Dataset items
========================================

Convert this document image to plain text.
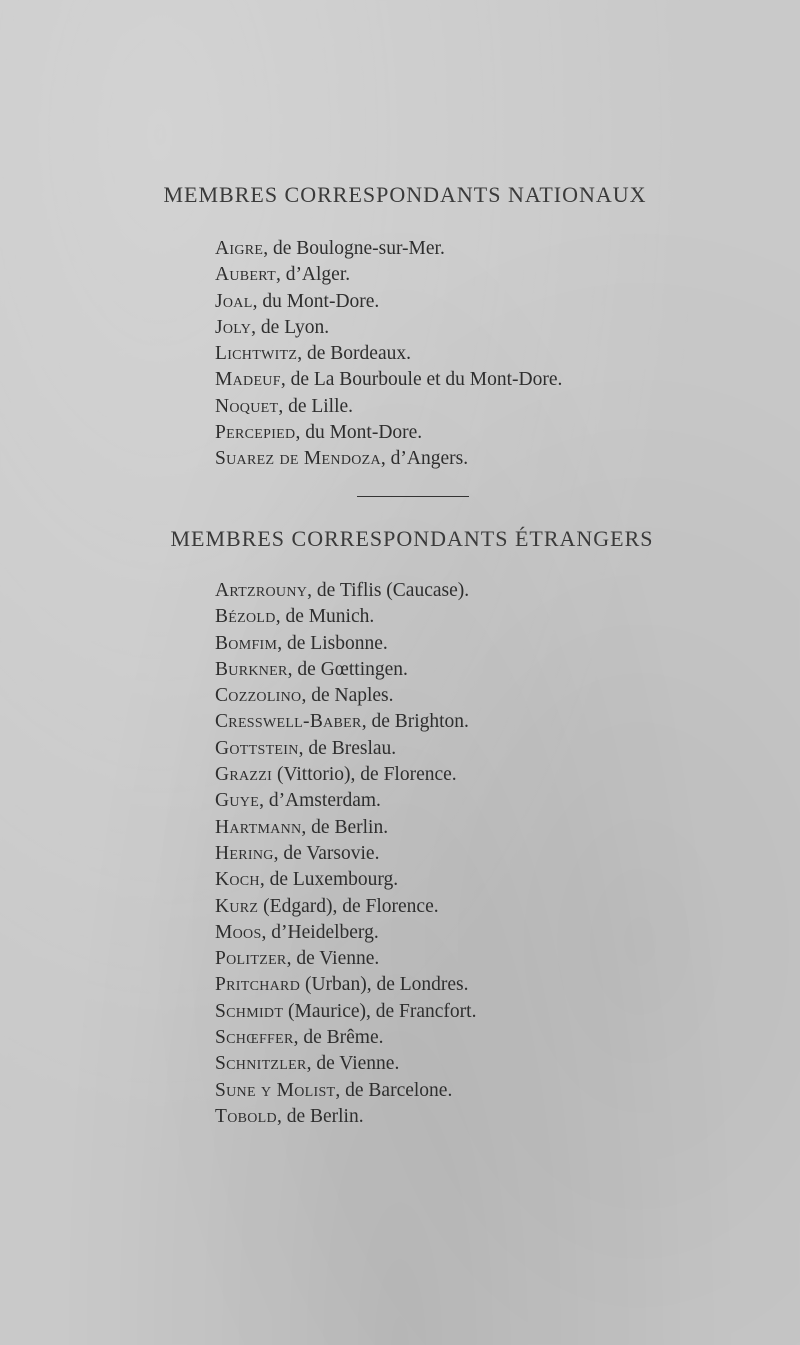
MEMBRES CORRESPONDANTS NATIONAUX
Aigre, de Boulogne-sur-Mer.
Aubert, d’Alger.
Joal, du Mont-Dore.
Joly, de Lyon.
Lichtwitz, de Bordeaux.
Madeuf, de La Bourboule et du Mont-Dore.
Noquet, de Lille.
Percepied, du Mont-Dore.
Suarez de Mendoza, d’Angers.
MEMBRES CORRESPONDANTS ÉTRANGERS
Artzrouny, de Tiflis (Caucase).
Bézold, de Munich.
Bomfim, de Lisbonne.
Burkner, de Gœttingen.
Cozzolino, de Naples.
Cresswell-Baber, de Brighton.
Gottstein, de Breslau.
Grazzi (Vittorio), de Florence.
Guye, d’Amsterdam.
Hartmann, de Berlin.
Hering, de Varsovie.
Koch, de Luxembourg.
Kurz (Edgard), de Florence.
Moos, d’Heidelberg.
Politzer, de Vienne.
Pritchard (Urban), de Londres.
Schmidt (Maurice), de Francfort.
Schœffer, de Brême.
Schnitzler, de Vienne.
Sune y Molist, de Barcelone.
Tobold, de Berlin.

========================================

■ Given request: Output all of the records exactly as they appear above, but not the pictures.

■ Response:
Convert this document image to plain text.
MEMBRES CORRESPONDANTS NATIONAUX
Aigre, de Boulogne-sur-Mer.
Aubert, d’Alger.
Joal, du Mont-Dore.
Joly, de Lyon.
Lichtwitz, de Bordeaux.
Madeuf, de La Bourboule et du Mont-Dore.
Noquet, de Lille.
Percepied, du Mont-Dore.
Suarez de Mendoza, d’Angers.
MEMBRES CORRESPONDANTS ÉTRANGERS
Artzrouny, de Tiflis (Caucase).
Bézold, de Munich.
Bomfim, de Lisbonne.
Burkner, de Gœttingen.
Cozzolino, de Naples.
Cresswell-Baber, de Brighton.
Gottstein, de Breslau.
Grazzi (Vittorio), de Florence.
Guye, d’Amsterdam.
Hartmann, de Berlin.
Hering, de Varsovie.
Koch, de Luxembourg.
Kurz (Edgard), de Florence.
Moos, d’Heidelberg.
Politzer, de Vienne.
Pritchard (Urban), de Londres.
Schmidt (Maurice), de Francfort.
Schœffer, de Brême.
Schnitzler, de Vienne.
Sune y Molist, de Barcelone.
Tobold, de Berlin.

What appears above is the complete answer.